## Problem:
Report how many lines contain "color". The answer is a single number.

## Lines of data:
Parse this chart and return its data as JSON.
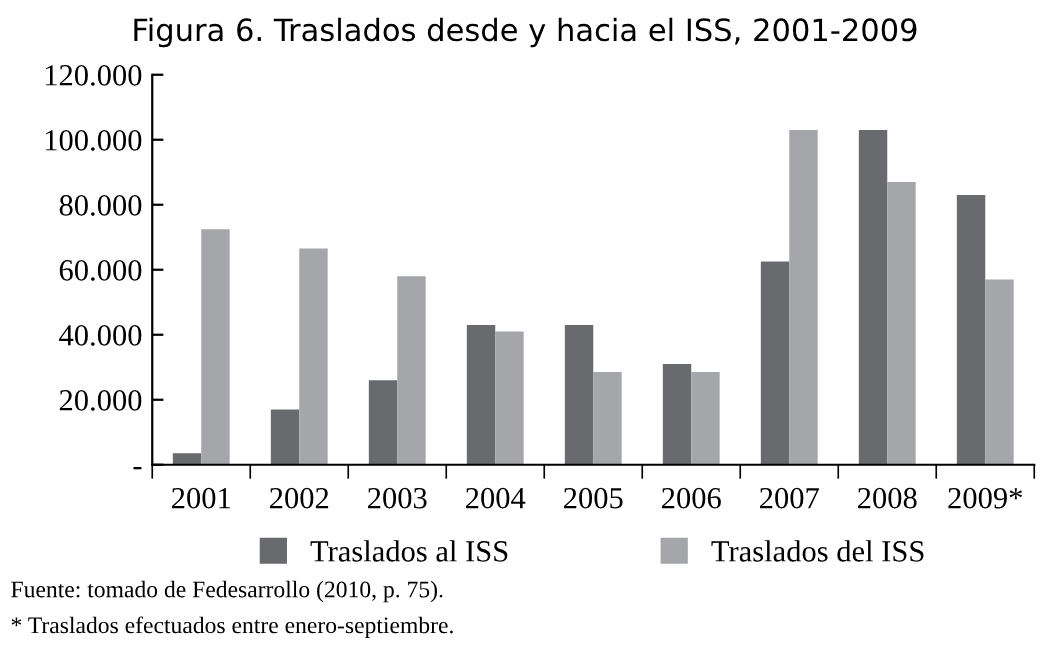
{
  "chart_data": {
    "type": "bar",
    "title": "Figura 6. Traslados desde y hacia el ISS, 2001-2009",
    "categories": [
      "2001",
      "2002",
      "2003",
      "2004",
      "2005",
      "2006",
      "2007",
      "2008",
      "2009*"
    ],
    "series": [
      {
        "name": "Traslados al ISS",
        "color": "#696a6e",
        "values": [
          3500,
          17000,
          26000,
          43000,
          43000,
          31000,
          62500,
          103000,
          83000
        ]
      },
      {
        "name": "Traslados del ISS",
        "color": "#a5a6aa",
        "values": [
          72500,
          66500,
          58000,
          41000,
          28500,
          28500,
          103000,
          87000,
          57000
        ]
      }
    ],
    "ylim": [
      0,
      120000
    ],
    "yticks": [
      {
        "value": 0,
        "label": "-"
      },
      {
        "value": 20000,
        "label": "20.000"
      },
      {
        "value": 40000,
        "label": "40.000"
      },
      {
        "value": 60000,
        "label": "60.000"
      },
      {
        "value": 80000,
        "label": "80.000"
      },
      {
        "value": 100000,
        "label": "100.000"
      },
      {
        "value": 120000,
        "label": "120.000"
      }
    ],
    "grid": false,
    "legend": "bottom",
    "annotations": [
      "Fuente: tomado de Fedesarrollo (2010, p. 75).",
      "* Traslados efectuados entre enero-septiembre."
    ]
  }
}
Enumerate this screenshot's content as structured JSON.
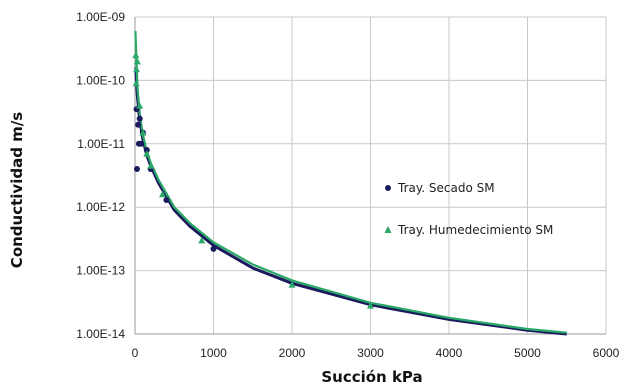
{
  "chart_data": {
    "type": "scatter",
    "xlabel": "Succión kPa",
    "ylabel": "Conductividad m/s",
    "xlim": [
      0,
      6000
    ],
    "ylim": [
      1e-14,
      1e-09
    ],
    "y_scale": "log",
    "grid": true,
    "legend_position": "right",
    "x_tick_labels": [
      "0",
      "1000",
      "2000",
      "3000",
      "4000",
      "5000",
      "6000"
    ],
    "x_tick_values": [
      0,
      1000,
      2000,
      3000,
      4000,
      5000,
      6000
    ],
    "y_tick_labels": [
      "1.00E-14",
      "1.00E-13",
      "1.00E-12",
      "1.00E-11",
      "1.00E-10",
      "1.00E-09"
    ],
    "y_tick_values": [
      1e-14,
      1e-13,
      1e-12,
      1e-11,
      1e-10,
      1e-09
    ],
    "series": [
      {
        "name": "Tray. Secado SM",
        "marker": "circle",
        "color": "#1a1a5e",
        "points": [
          {
            "x": 20,
            "y": 3.5e-11
          },
          {
            "x": 25,
            "y": 4e-12
          },
          {
            "x": 40,
            "y": 2e-11
          },
          {
            "x": 50,
            "y": 1e-11
          },
          {
            "x": 60,
            "y": 2.5e-11
          },
          {
            "x": 80,
            "y": 1e-11
          },
          {
            "x": 100,
            "y": 1.5e-11
          },
          {
            "x": 150,
            "y": 8e-12
          },
          {
            "x": 200,
            "y": 4e-12
          },
          {
            "x": 400,
            "y": 1.3e-12
          },
          {
            "x": 1000,
            "y": 2.2e-13
          }
        ],
        "curve": [
          {
            "x": 10,
            "y": 1.6e-10
          },
          {
            "x": 30,
            "y": 5.6e-11
          },
          {
            "x": 60,
            "y": 2.4e-11
          },
          {
            "x": 100,
            "y": 1.2e-11
          },
          {
            "x": 150,
            "y": 6.6e-12
          },
          {
            "x": 200,
            "y": 4.5e-12
          },
          {
            "x": 300,
            "y": 2.4e-12
          },
          {
            "x": 500,
            "y": 9e-13
          },
          {
            "x": 700,
            "y": 5e-13
          },
          {
            "x": 1000,
            "y": 2.5e-13
          },
          {
            "x": 1500,
            "y": 1.1e-13
          },
          {
            "x": 2000,
            "y": 6.3e-14
          },
          {
            "x": 3000,
            "y": 2.9e-14
          },
          {
            "x": 4000,
            "y": 1.7e-14
          },
          {
            "x": 5000,
            "y": 1.15e-14
          },
          {
            "x": 5500,
            "y": 1e-14
          }
        ]
      },
      {
        "name": "Tray. Humedecimiento SM",
        "marker": "triangle",
        "color": "#2aa868",
        "points": [
          {
            "x": 10,
            "y": 2.5e-10
          },
          {
            "x": 15,
            "y": 9e-11
          },
          {
            "x": 20,
            "y": 1.5e-10
          },
          {
            "x": 30,
            "y": 2e-10
          },
          {
            "x": 60,
            "y": 4e-11
          },
          {
            "x": 100,
            "y": 1.5e-11
          },
          {
            "x": 150,
            "y": 7e-12
          },
          {
            "x": 200,
            "y": 4.5e-12
          },
          {
            "x": 350,
            "y": 1.6e-12
          },
          {
            "x": 850,
            "y": 3e-13
          },
          {
            "x": 2000,
            "y": 6e-14
          },
          {
            "x": 3000,
            "y": 2.8e-14
          }
        ],
        "curve": [
          {
            "x": 5,
            "y": 6e-10
          },
          {
            "x": 30,
            "y": 8e-11
          },
          {
            "x": 60,
            "y": 3e-11
          },
          {
            "x": 100,
            "y": 1.4e-11
          },
          {
            "x": 150,
            "y": 7.6e-12
          },
          {
            "x": 200,
            "y": 5e-12
          },
          {
            "x": 300,
            "y": 2.7e-12
          },
          {
            "x": 500,
            "y": 1e-12
          },
          {
            "x": 700,
            "y": 5.6e-13
          },
          {
            "x": 1000,
            "y": 2.8e-13
          },
          {
            "x": 1500,
            "y": 1.25e-13
          },
          {
            "x": 2000,
            "y": 7e-14
          },
          {
            "x": 3000,
            "y": 3.1e-14
          },
          {
            "x": 4000,
            "y": 1.8e-14
          },
          {
            "x": 5000,
            "y": 1.2e-14
          },
          {
            "x": 5500,
            "y": 1.05e-14
          }
        ]
      }
    ]
  }
}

## Full response:
4